***** Source material *****
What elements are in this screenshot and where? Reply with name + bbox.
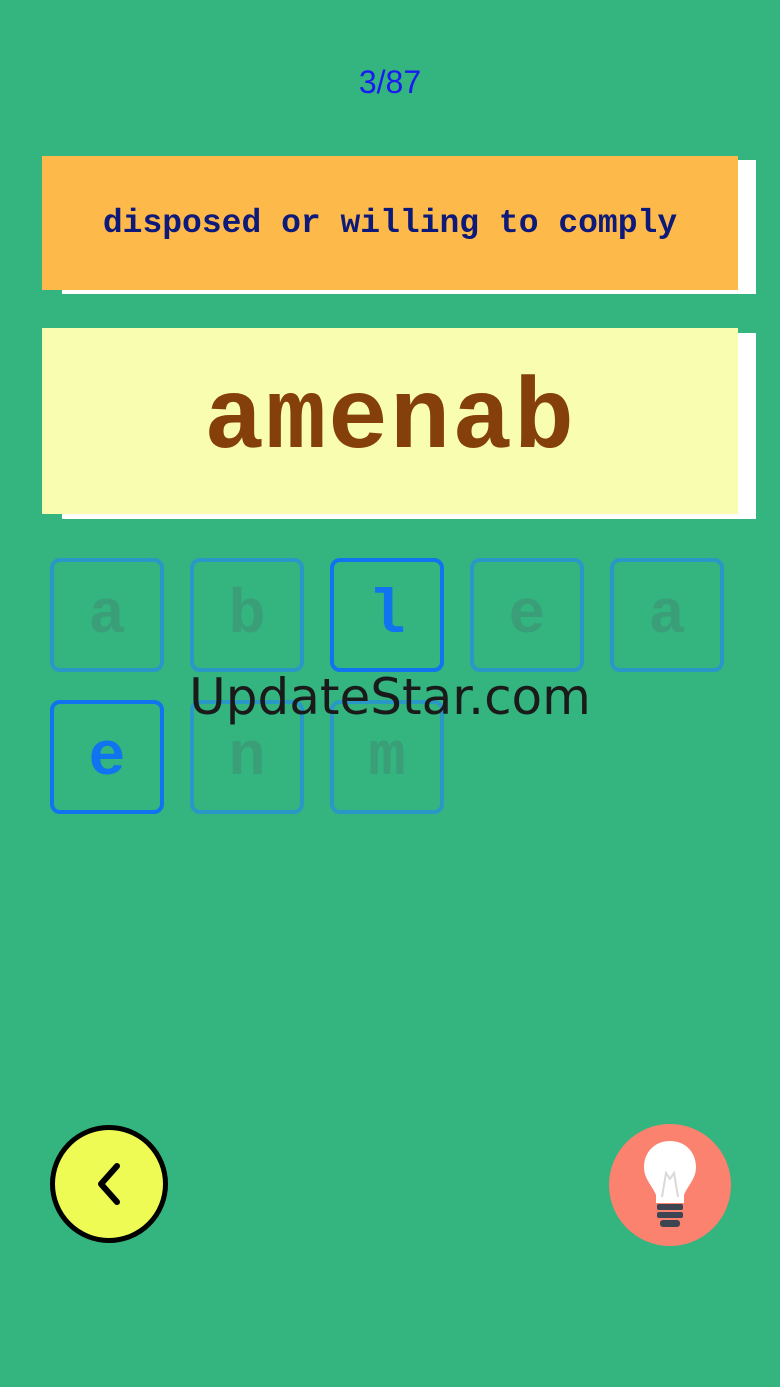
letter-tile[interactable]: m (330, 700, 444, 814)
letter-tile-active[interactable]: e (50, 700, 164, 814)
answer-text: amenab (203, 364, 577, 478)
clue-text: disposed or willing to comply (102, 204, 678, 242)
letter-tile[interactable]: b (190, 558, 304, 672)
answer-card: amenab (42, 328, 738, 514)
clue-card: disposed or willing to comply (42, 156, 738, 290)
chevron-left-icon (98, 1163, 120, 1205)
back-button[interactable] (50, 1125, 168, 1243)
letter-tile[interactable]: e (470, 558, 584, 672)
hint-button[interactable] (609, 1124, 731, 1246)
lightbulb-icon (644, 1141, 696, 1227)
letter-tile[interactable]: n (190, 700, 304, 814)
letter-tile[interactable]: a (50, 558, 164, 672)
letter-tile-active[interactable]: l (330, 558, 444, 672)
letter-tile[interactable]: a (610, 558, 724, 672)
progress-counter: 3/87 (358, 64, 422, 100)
*****
***** Source material *****
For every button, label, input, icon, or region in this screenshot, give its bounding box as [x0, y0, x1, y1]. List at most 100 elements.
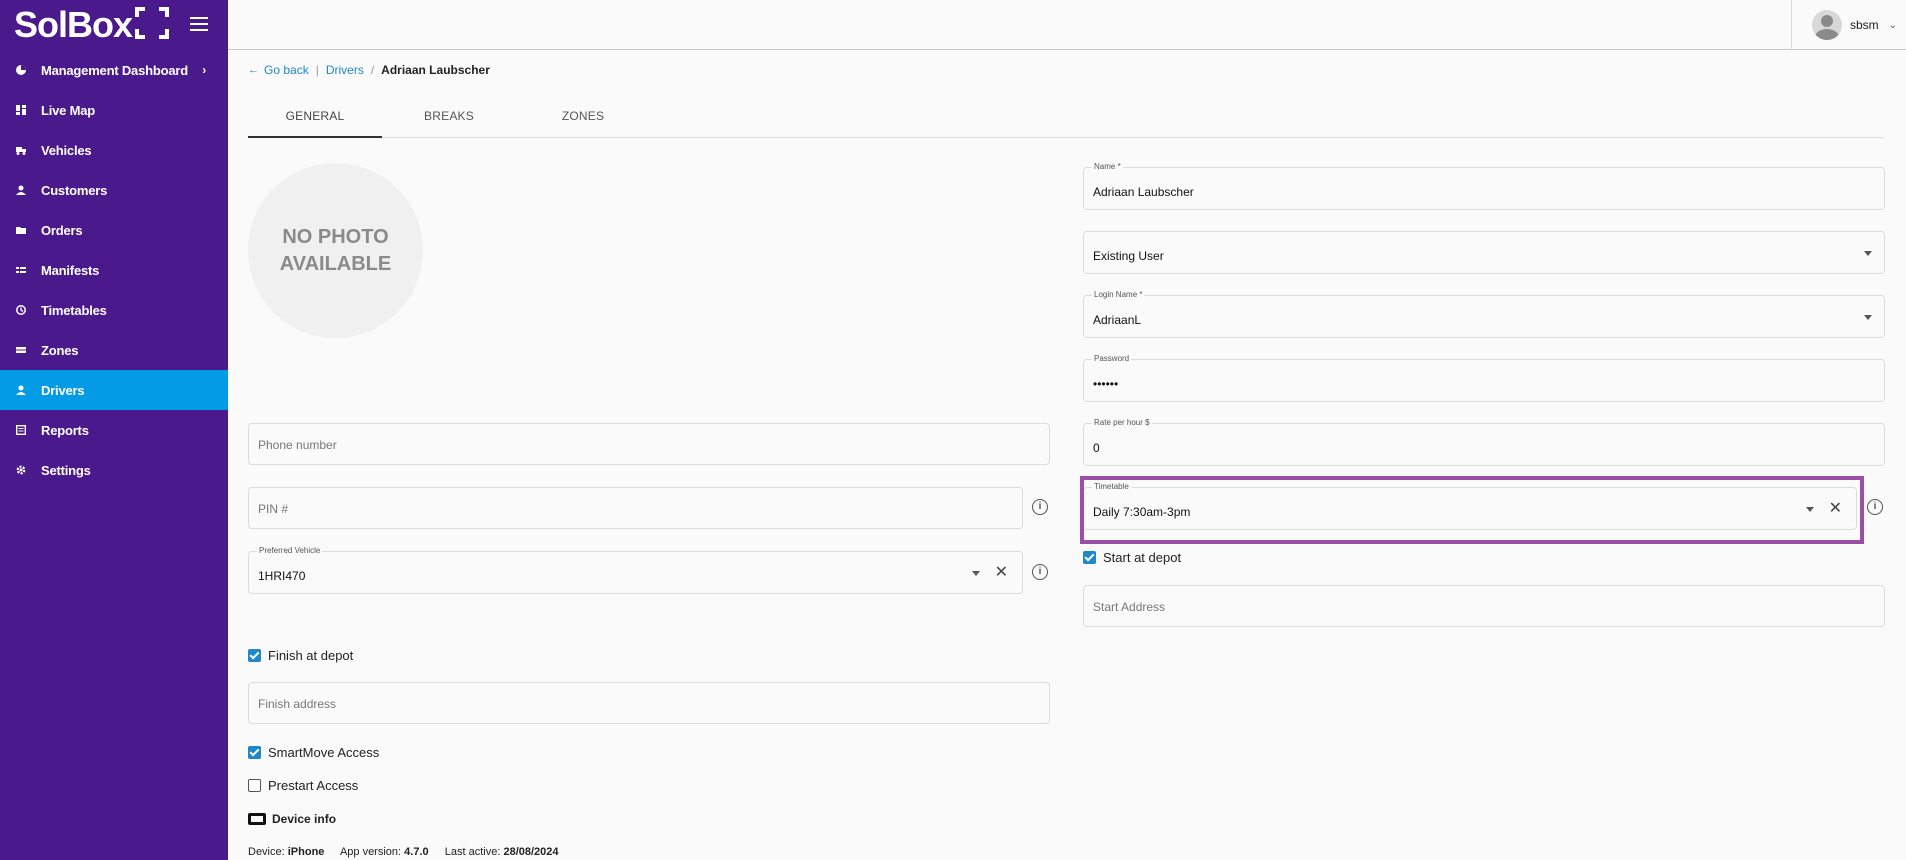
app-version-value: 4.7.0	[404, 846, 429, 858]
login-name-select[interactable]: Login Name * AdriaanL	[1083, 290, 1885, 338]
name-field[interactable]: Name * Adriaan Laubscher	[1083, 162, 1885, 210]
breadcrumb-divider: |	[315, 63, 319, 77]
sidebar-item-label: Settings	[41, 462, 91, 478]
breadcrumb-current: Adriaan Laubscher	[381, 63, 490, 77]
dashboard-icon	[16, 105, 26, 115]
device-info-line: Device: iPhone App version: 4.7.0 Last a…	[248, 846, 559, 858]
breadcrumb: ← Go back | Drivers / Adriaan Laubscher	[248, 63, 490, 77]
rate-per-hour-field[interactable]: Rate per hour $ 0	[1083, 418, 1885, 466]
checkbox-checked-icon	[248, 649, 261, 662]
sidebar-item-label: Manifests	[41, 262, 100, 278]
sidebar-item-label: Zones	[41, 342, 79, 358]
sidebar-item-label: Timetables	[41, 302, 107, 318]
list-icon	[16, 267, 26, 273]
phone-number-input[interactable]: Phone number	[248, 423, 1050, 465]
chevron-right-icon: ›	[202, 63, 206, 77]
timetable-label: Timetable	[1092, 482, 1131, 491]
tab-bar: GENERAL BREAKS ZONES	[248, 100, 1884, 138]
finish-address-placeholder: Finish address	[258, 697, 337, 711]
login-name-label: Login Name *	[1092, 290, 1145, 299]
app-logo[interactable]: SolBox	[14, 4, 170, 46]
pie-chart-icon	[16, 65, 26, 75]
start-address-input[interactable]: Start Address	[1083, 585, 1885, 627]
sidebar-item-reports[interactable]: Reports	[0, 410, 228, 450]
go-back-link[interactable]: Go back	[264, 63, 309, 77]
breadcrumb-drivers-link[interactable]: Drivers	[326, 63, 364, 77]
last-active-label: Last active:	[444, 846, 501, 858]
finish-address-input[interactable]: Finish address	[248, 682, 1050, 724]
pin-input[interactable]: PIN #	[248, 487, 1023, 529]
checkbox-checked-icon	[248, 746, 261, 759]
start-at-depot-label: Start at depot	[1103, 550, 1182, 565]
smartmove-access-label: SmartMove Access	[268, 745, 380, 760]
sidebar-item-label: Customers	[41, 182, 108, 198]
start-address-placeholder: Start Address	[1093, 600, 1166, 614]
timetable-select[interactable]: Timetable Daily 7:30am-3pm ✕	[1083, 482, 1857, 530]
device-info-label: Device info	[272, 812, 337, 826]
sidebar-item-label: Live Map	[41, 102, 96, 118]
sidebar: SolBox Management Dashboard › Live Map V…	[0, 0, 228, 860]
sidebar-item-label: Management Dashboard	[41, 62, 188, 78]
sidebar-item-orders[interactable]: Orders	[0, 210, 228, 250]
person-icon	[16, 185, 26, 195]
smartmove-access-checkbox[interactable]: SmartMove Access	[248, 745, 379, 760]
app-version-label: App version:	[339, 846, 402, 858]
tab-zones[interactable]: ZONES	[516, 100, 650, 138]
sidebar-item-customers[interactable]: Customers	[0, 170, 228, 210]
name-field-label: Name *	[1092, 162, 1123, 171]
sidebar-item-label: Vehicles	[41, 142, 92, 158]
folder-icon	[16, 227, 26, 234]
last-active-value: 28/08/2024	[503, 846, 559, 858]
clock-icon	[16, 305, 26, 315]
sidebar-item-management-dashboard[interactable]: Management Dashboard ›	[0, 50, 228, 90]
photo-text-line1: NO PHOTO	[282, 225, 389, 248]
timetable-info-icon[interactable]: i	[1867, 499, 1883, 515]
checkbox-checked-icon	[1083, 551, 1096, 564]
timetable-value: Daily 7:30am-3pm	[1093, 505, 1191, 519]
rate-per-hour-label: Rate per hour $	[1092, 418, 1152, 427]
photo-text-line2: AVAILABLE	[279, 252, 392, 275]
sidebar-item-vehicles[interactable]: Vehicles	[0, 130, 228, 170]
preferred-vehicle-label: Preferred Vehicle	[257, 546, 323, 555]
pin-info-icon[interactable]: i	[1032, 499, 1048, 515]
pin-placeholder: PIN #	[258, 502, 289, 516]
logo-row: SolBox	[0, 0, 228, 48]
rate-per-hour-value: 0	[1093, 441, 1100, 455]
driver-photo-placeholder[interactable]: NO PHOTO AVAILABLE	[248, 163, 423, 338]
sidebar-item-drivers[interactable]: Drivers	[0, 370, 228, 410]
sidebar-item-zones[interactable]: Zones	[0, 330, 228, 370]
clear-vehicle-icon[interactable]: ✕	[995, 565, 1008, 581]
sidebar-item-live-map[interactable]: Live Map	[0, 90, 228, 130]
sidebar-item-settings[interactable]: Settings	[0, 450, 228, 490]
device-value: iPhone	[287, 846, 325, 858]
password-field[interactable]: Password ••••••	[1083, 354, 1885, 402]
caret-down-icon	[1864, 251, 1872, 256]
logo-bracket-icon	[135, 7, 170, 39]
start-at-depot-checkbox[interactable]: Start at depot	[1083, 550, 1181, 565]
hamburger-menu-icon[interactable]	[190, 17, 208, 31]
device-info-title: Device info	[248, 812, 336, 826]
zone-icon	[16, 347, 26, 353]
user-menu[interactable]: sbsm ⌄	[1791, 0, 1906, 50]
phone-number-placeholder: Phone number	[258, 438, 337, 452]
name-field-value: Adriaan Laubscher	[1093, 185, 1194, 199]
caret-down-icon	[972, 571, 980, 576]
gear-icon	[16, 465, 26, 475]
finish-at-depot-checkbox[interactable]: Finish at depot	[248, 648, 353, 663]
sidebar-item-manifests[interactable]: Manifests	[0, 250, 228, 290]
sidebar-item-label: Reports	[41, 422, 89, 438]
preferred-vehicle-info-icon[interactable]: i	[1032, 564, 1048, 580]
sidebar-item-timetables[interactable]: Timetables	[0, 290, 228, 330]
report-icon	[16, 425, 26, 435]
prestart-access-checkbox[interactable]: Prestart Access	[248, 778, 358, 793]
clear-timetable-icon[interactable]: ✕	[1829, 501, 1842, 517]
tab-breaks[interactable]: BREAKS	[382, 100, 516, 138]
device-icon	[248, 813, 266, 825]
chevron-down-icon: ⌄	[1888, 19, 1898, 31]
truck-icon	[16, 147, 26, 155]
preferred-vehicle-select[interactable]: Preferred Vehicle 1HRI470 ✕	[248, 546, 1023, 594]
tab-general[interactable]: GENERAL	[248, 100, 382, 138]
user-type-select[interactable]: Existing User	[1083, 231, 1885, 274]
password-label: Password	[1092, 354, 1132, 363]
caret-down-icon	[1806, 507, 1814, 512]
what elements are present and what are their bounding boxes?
*****
- **What to do**: Lay out the items running from the line containing "letter-tile[interactable]: m (330, 700, 444, 814)" down through the line containing "answer-card: amenab (42, 328, 738, 514)", both ends included, as a numbered list with blank lines omitted.

- **Reply**:
1. letter-tile[interactable]: m (330, 700, 444, 814)
2. letter-tile-active[interactable]: e (50, 700, 164, 814)
3. answer-text: amenab (203, 364, 577, 478)
4. clue-text: disposed or willing to comply (102, 204, 678, 242)
5. letter-tile[interactable]: b (190, 558, 304, 672)
6. answer-card: amenab (42, 328, 738, 514)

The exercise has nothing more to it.